=== YOUR OBJECTIVE ===
Reproduce this listing in full.

═══ PROVIDED INFORMATION ═══

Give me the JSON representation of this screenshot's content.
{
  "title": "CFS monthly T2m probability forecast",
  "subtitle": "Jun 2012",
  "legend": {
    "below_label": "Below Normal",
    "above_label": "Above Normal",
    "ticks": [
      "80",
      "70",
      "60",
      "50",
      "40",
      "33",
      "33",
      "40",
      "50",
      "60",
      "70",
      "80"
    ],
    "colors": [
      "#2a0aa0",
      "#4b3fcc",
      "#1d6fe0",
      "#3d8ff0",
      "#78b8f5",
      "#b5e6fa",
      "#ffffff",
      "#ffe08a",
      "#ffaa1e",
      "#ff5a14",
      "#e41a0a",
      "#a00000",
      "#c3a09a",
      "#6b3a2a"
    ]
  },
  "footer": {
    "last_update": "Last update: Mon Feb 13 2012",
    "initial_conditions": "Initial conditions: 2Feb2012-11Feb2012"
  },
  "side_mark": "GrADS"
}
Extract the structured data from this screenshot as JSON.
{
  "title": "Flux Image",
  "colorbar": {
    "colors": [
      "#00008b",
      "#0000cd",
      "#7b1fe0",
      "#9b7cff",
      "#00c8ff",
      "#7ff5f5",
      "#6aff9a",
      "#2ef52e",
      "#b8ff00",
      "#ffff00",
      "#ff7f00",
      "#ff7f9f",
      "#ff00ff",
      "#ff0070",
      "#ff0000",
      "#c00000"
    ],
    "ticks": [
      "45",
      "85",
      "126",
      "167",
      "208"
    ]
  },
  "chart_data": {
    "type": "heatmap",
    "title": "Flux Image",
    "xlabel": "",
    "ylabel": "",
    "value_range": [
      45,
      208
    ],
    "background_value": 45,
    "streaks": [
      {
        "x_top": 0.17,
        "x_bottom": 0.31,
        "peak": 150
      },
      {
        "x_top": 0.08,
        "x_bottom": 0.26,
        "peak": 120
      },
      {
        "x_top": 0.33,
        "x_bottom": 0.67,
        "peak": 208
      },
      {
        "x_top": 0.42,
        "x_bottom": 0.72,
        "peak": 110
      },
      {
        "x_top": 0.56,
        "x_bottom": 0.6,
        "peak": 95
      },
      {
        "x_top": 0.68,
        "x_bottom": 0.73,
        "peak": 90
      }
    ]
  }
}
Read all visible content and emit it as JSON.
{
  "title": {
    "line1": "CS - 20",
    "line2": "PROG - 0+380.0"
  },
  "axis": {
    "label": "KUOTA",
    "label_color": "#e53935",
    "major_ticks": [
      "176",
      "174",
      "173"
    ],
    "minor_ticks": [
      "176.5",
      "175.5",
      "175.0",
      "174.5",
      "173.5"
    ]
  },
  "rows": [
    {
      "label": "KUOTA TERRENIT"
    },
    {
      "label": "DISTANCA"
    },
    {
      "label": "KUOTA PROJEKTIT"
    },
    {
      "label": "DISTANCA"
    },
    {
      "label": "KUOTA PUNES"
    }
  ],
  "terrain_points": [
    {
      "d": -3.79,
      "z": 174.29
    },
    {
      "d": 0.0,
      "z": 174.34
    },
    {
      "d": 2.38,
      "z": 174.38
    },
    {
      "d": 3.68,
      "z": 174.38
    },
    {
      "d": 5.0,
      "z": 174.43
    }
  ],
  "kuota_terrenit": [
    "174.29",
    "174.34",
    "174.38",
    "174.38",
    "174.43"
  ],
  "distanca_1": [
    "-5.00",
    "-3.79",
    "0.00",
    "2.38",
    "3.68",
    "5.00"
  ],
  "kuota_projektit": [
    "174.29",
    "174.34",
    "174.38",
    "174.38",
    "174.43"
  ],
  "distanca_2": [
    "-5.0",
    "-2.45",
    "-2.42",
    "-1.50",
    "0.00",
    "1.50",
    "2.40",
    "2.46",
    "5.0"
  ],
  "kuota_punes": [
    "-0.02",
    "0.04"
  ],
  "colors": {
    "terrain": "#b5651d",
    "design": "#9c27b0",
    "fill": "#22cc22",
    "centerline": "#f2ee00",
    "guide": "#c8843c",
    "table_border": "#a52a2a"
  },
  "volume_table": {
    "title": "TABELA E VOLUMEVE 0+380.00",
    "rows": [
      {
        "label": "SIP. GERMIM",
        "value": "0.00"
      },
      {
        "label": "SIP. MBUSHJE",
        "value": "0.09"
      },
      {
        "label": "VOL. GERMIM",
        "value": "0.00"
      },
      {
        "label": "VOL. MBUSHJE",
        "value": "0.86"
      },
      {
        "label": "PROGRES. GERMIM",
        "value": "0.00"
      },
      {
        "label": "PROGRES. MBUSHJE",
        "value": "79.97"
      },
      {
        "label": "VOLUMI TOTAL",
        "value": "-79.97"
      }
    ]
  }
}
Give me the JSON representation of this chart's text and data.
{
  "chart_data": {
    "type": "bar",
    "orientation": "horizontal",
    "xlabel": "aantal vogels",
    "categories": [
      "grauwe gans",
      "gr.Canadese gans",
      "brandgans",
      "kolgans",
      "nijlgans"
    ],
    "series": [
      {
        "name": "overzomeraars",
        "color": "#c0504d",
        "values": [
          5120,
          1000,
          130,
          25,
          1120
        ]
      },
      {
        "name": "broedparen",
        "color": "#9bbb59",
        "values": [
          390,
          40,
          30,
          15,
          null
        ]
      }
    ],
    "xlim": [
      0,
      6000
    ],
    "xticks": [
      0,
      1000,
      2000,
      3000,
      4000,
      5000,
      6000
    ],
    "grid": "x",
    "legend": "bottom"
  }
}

═══

=== RESPONSE TO THIS TASK ===
Give me the JSON representation of this screenshot's content.
{
  "title": "CFS monthly T2m probability forecast",
  "subtitle": "Jun 2012",
  "legend": {
    "below_label": "Below Normal",
    "above_label": "Above Normal",
    "ticks": [
      "80",
      "70",
      "60",
      "50",
      "40",
      "33",
      "33",
      "40",
      "50",
      "60",
      "70",
      "80"
    ],
    "colors": [
      "#2a0aa0",
      "#4b3fcc",
      "#1d6fe0",
      "#3d8ff0",
      "#78b8f5",
      "#b5e6fa",
      "#ffffff",
      "#ffe08a",
      "#ffaa1e",
      "#ff5a14",
      "#e41a0a",
      "#a00000",
      "#c3a09a",
      "#6b3a2a"
    ]
  },
  "footer": {
    "last_update": "Last update: Mon Feb 13 2012",
    "initial_conditions": "Initial conditions: 2Feb2012-11Feb2012"
  },
  "side_mark": "GrADS"
}
Extract the structured data from this screenshot as JSON.
{
  "title": "Flux Image",
  "colorbar": {
    "colors": [
      "#00008b",
      "#0000cd",
      "#7b1fe0",
      "#9b7cff",
      "#00c8ff",
      "#7ff5f5",
      "#6aff9a",
      "#2ef52e",
      "#b8ff00",
      "#ffff00",
      "#ff7f00",
      "#ff7f9f",
      "#ff00ff",
      "#ff0070",
      "#ff0000",
      "#c00000"
    ],
    "ticks": [
      "45",
      "85",
      "126",
      "167",
      "208"
    ]
  },
  "chart_data": {
    "type": "heatmap",
    "title": "Flux Image",
    "xlabel": "",
    "ylabel": "",
    "value_range": [
      45,
      208
    ],
    "background_value": 45,
    "streaks": [
      {
        "x_top": 0.17,
        "x_bottom": 0.31,
        "peak": 150
      },
      {
        "x_top": 0.08,
        "x_bottom": 0.26,
        "peak": 120
      },
      {
        "x_top": 0.33,
        "x_bottom": 0.67,
        "peak": 208
      },
      {
        "x_top": 0.42,
        "x_bottom": 0.72,
        "peak": 110
      },
      {
        "x_top": 0.56,
        "x_bottom": 0.6,
        "peak": 95
      },
      {
        "x_top": 0.68,
        "x_bottom": 0.73,
        "peak": 90
      }
    ]
  }
}
Read all visible content and emit it as JSON.
{
  "title": {
    "line1": "CS - 20",
    "line2": "PROG - 0+380.0"
  },
  "axis": {
    "label": "KUOTA",
    "label_color": "#e53935",
    "major_ticks": [
      "176",
      "174",
      "173"
    ],
    "minor_ticks": [
      "176.5",
      "175.5",
      "175.0",
      "174.5",
      "173.5"
    ]
  },
  "rows": [
    {
      "label": "KUOTA TERRENIT"
    },
    {
      "label": "DISTANCA"
    },
    {
      "label": "KUOTA PROJEKTIT"
    },
    {
      "label": "DISTANCA"
    },
    {
      "label": "KUOTA PUNES"
    }
  ],
  "terrain_points": [
    {
      "d": -3.79,
      "z": 174.29
    },
    {
      "d": 0.0,
      "z": 174.34
    },
    {
      "d": 2.38,
      "z": 174.38
    },
    {
      "d": 3.68,
      "z": 174.38
    },
    {
      "d": 5.0,
      "z": 174.43
    }
  ],
  "kuota_terrenit": [
    "174.29",
    "174.34",
    "174.38",
    "174.38",
    "174.43"
  ],
  "distanca_1": [
    "-5.00",
    "-3.79",
    "0.00",
    "2.38",
    "3.68",
    "5.00"
  ],
  "kuota_projektit": [
    "174.29",
    "174.34",
    "174.38",
    "174.38",
    "174.43"
  ],
  "distanca_2": [
    "-5.0",
    "-2.45",
    "-2.42",
    "-1.50",
    "0.00",
    "1.50",
    "2.40",
    "2.46",
    "5.0"
  ],
  "kuota_punes": [
    "-0.02",
    "0.04"
  ],
  "colors": {
    "terrain": "#b5651d",
    "design": "#9c27b0",
    "fill": "#22cc22",
    "centerline": "#f2ee00",
    "guide": "#c8843c",
    "table_border": "#a52a2a"
  },
  "volume_table": {
    "title": "TABELA E VOLUMEVE 0+380.00",
    "rows": [
      {
        "label": "SIP. GERMIM",
        "value": "0.00"
      },
      {
        "label": "SIP. MBUSHJE",
        "value": "0.09"
      },
      {
        "label": "VOL. GERMIM",
        "value": "0.00"
      },
      {
        "label": "VOL. MBUSHJE",
        "value": "0.86"
      },
      {
        "label": "PROGRES. GERMIM",
        "value": "0.00"
      },
      {
        "label": "PROGRES. MBUSHJE",
        "value": "79.97"
      },
      {
        "label": "VOLUMI TOTAL",
        "value": "-79.97"
      }
    ]
  }
}
Give me the JSON representation of this chart's text and data.
{
  "chart_data": {
    "type": "bar",
    "orientation": "horizontal",
    "xlabel": "aantal vogels",
    "categories": [
      "grauwe gans",
      "gr.Canadese gans",
      "brandgans",
      "kolgans",
      "nijlgans"
    ],
    "series": [
      {
        "name": "overzomeraars",
        "color": "#c0504d",
        "values": [
          5120,
          1000,
          130,
          25,
          1120
        ]
      },
      {
        "name": "broedparen",
        "color": "#9bbb59",
        "values": [
          390,
          40,
          30,
          15,
          null
        ]
      }
    ],
    "xlim": [
      0,
      6000
    ],
    "xticks": [
      0,
      1000,
      2000,
      3000,
      4000,
      5000,
      6000
    ],
    "grid": "x",
    "legend": "bottom"
  }
}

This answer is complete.